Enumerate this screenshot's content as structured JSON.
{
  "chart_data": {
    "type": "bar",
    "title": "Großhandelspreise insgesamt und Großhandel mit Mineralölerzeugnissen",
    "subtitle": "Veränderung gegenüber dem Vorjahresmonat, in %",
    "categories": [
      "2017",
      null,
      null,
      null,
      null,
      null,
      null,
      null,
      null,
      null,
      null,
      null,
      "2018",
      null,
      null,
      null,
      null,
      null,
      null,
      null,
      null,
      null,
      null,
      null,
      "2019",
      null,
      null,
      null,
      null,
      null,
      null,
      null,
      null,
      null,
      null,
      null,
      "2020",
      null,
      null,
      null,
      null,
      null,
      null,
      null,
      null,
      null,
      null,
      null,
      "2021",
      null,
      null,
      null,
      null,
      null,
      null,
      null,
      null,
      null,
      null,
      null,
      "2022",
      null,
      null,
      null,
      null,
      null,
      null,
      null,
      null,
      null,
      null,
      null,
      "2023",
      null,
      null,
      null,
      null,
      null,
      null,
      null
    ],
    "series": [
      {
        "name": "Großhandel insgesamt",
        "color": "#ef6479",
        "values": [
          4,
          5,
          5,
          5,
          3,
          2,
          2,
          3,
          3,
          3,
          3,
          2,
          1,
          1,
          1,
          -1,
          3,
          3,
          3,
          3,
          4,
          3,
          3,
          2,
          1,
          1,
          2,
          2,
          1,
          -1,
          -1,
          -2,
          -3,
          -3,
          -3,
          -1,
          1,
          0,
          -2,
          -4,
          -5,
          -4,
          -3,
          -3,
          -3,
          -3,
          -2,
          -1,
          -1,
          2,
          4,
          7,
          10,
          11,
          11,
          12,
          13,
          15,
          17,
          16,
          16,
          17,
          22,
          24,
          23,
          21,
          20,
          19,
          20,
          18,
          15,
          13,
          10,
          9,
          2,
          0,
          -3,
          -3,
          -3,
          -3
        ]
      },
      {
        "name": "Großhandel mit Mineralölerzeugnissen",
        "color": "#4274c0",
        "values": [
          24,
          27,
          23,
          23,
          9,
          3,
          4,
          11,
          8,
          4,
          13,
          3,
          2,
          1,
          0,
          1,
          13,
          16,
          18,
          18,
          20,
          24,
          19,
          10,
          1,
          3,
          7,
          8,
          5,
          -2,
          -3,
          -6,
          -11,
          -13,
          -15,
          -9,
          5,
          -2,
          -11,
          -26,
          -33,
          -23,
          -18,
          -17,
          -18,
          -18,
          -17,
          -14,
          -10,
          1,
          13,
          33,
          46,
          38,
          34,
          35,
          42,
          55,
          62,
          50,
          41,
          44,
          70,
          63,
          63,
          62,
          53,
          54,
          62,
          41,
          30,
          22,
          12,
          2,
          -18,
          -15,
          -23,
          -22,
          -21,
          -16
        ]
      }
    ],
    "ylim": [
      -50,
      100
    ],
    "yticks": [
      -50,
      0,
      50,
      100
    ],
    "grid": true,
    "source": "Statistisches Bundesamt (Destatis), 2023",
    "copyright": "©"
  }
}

------------------------

Directions:
Print out every entry, keeping each one exact.

Full output:
Enumerate this screenshot's content as structured JSON.
{
  "chart_data": {
    "type": "bar",
    "title": "Großhandelspreise insgesamt und Großhandel mit Mineralölerzeugnissen",
    "subtitle": "Veränderung gegenüber dem Vorjahresmonat, in %",
    "categories": [
      "2017",
      null,
      null,
      null,
      null,
      null,
      null,
      null,
      null,
      null,
      null,
      null,
      "2018",
      null,
      null,
      null,
      null,
      null,
      null,
      null,
      null,
      null,
      null,
      null,
      "2019",
      null,
      null,
      null,
      null,
      null,
      null,
      null,
      null,
      null,
      null,
      null,
      "2020",
      null,
      null,
      null,
      null,
      null,
      null,
      null,
      null,
      null,
      null,
      null,
      "2021",
      null,
      null,
      null,
      null,
      null,
      null,
      null,
      null,
      null,
      null,
      null,
      "2022",
      null,
      null,
      null,
      null,
      null,
      null,
      null,
      null,
      null,
      null,
      null,
      "2023",
      null,
      null,
      null,
      null,
      null,
      null,
      null
    ],
    "series": [
      {
        "name": "Großhandel insgesamt",
        "color": "#ef6479",
        "values": [
          4,
          5,
          5,
          5,
          3,
          2,
          2,
          3,
          3,
          3,
          3,
          2,
          1,
          1,
          1,
          -1,
          3,
          3,
          3,
          3,
          4,
          3,
          3,
          2,
          1,
          1,
          2,
          2,
          1,
          -1,
          -1,
          -2,
          -3,
          -3,
          -3,
          -1,
          1,
          0,
          -2,
          -4,
          -5,
          -4,
          -3,
          -3,
          -3,
          -3,
          -2,
          -1,
          -1,
          2,
          4,
          7,
          10,
          11,
          11,
          12,
          13,
          15,
          17,
          16,
          16,
          17,
          22,
          24,
          23,
          21,
          20,
          19,
          20,
          18,
          15,
          13,
          10,
          9,
          2,
          0,
          -3,
          -3,
          -3,
          -3
        ]
      },
      {
        "name": "Großhandel mit Mineralölerzeugnissen",
        "color": "#4274c0",
        "values": [
          24,
          27,
          23,
          23,
          9,
          3,
          4,
          11,
          8,
          4,
          13,
          3,
          2,
          1,
          0,
          1,
          13,
          16,
          18,
          18,
          20,
          24,
          19,
          10,
          1,
          3,
          7,
          8,
          5,
          -2,
          -3,
          -6,
          -11,
          -13,
          -15,
          -9,
          5,
          -2,
          -11,
          -26,
          -33,
          -23,
          -18,
          -17,
          -18,
          -18,
          -17,
          -14,
          -10,
          1,
          13,
          33,
          46,
          38,
          34,
          35,
          42,
          55,
          62,
          50,
          41,
          44,
          70,
          63,
          63,
          62,
          53,
          54,
          62,
          41,
          30,
          22,
          12,
          2,
          -18,
          -15,
          -23,
          -22,
          -21,
          -16
        ]
      }
    ],
    "ylim": [
      -50,
      100
    ],
    "yticks": [
      -50,
      0,
      50,
      100
    ],
    "grid": true,
    "source": "Statistisches Bundesamt (Destatis), 2023",
    "copyright": "©"
  }
}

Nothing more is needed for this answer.